──────── Data extract

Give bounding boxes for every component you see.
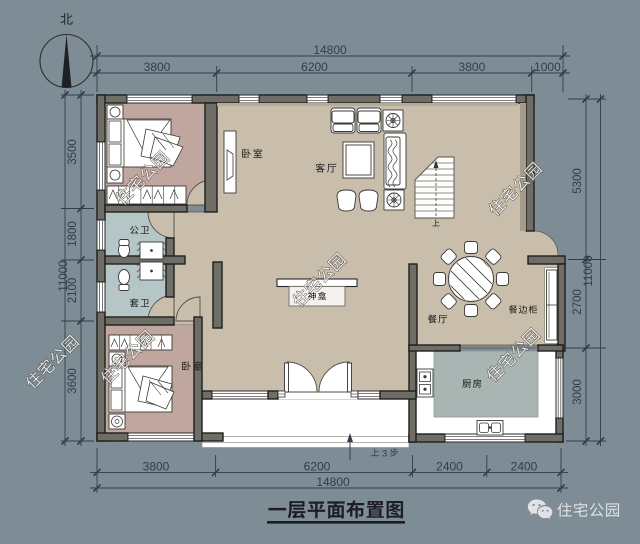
svg-text:2400: 2400 <box>511 460 538 474</box>
svg-text:1000: 1000 <box>534 60 561 74</box>
svg-text:5300: 5300 <box>572 168 584 194</box>
svg-text:3: 3 <box>382 449 387 460</box>
svg-text:2700: 2700 <box>572 289 584 315</box>
svg-text:6200: 6200 <box>304 460 331 474</box>
svg-text:2400: 2400 <box>436 460 463 474</box>
svg-text:6200: 6200 <box>301 60 328 74</box>
svg-text:3800: 3800 <box>459 60 486 74</box>
svg-text:14800: 14800 <box>316 475 350 489</box>
svg-text:3800: 3800 <box>143 460 170 474</box>
svg-text:3500: 3500 <box>67 139 79 165</box>
svg-text:2100: 2100 <box>67 278 79 304</box>
svg-text:3600: 3600 <box>67 368 79 394</box>
svg-text:3800: 3800 <box>144 60 171 74</box>
svg-text:11000: 11000 <box>583 255 595 286</box>
svg-text:1800: 1800 <box>67 221 79 247</box>
svg-text:3000: 3000 <box>572 379 584 405</box>
svg-text:14800: 14800 <box>313 43 347 57</box>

────────────────

## Given exercise
Write out every line of the records above word for word, without the pictures.

## Answer to this task
Give bounding boxes for every component you see.
svg-text:2400: 2400 <box>511 460 538 474</box>
svg-text:1000: 1000 <box>534 60 561 74</box>
svg-text:5300: 5300 <box>572 168 584 194</box>
svg-text:3: 3 <box>382 449 387 460</box>
svg-text:2700: 2700 <box>572 289 584 315</box>
svg-text:6200: 6200 <box>304 460 331 474</box>
svg-text:2400: 2400 <box>436 460 463 474</box>
svg-text:6200: 6200 <box>301 60 328 74</box>
svg-text:3800: 3800 <box>459 60 486 74</box>
svg-text:14800: 14800 <box>316 475 350 489</box>
svg-text:3800: 3800 <box>143 460 170 474</box>
svg-text:3500: 3500 <box>67 139 79 165</box>
svg-text:2100: 2100 <box>67 278 79 304</box>
svg-text:3600: 3600 <box>67 368 79 394</box>
svg-text:3800: 3800 <box>144 60 171 74</box>
svg-text:11000: 11000 <box>583 255 595 286</box>
svg-text:1800: 1800 <box>67 221 79 247</box>
svg-text:3000: 3000 <box>572 379 584 405</box>
svg-text:14800: 14800 <box>313 43 347 57</box>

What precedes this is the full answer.